• _Texte source_
====
Que s’est-il passé ? Je vous le donne en mille : seulement sept personnes sur les 1070 qui sont passées devant lui ce matin-là se sont arrêtées plus d’une minute pour écouter le jeune prodige. Seulement sept personnes ont osé apprécier cette belle musique, un chiffre qui « correspond bien à la moyenne des ours », fait remarquer monsieur Foglia avec sa pointe d’humour habituelle. On peut le voir en regardant les vidéos sur le site Internet du journal – car, oui, l’expérience a été immortalisée à l’aide d’une caméra cachée –, la grande majorité des passants ne prend même pas la peine de tourner la tête pour regarder Bell, comme si le violoniste était invisible. Était-ce la gêne de ne rien donner au musicien qui faisait agir les gens ainsi ? Étaient-ce les tracas des passants qui accaparaient leur attention au point de louper la performance de l’un des meilleurs musiciens de notre époque, jouant la plus belle musique jamais écrite, sur l’un des instruments les plus raffinés jamais fabriqués ?
Calvin Wyint, qui figurait parmi les passants interviewés par Weingarten, explique qu’il n’a rien remarqué parce qu’il avait ses écouteurs sur les oreilles. Encore ce maudit iPod ! Weingarten écrit : « Pour plusieurs d’entre nous, l’explosion des technologies a limité de façon perverse notre exposition à de nouvelles expériences, plutôt que de les accroître. De plus en plus, nous recevons nos informations de sources qui pensent déjà comme nous. Et avec les iPods, nous entendons ce que nous connaissons déjà, nous programmons notre propre playlist. » N’est-ce pas là exactement ce que je répète depuis le début de l’année dans mes chroniques ? Où est mon prix Pulitzer ?
====
• _Données brutes_

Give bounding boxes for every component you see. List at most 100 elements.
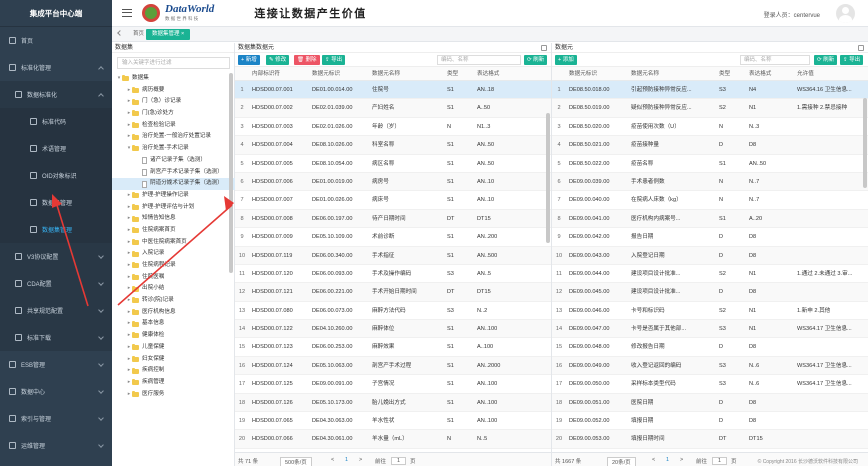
====
• _Exercice proposé_
Recopiez à l'identique le passage du texte sur le violoniste ignoré des passants, de "Calvin Wyint, qui" à "prix Pulitzer ?".

• _Réponse rédigée_
Calvin Wyint, qui figurait parmi les passants interviewés par Weingarten, explique qu’il n’a rien remarqué parce qu’il avait ses écouteurs sur les oreilles. Encore ce maudit iPod ! Weingarten écrit : « Pour plusieurs d’entre nous, l’explosion des technologies a limité de façon perverse notre exposition à de nouvelles expériences, plutôt que de les accroître. De plus en plus, nous recevons nos informations de sources qui pensent déjà comme nous. Et avec les iPods, nous entendons ce que nous connaissons déjà, nous programmons notre propre playlist. » N’est-ce pas là exactement ce que je répète depuis le début de l’année dans mes chroniques ? Où est mon prix Pulitzer ?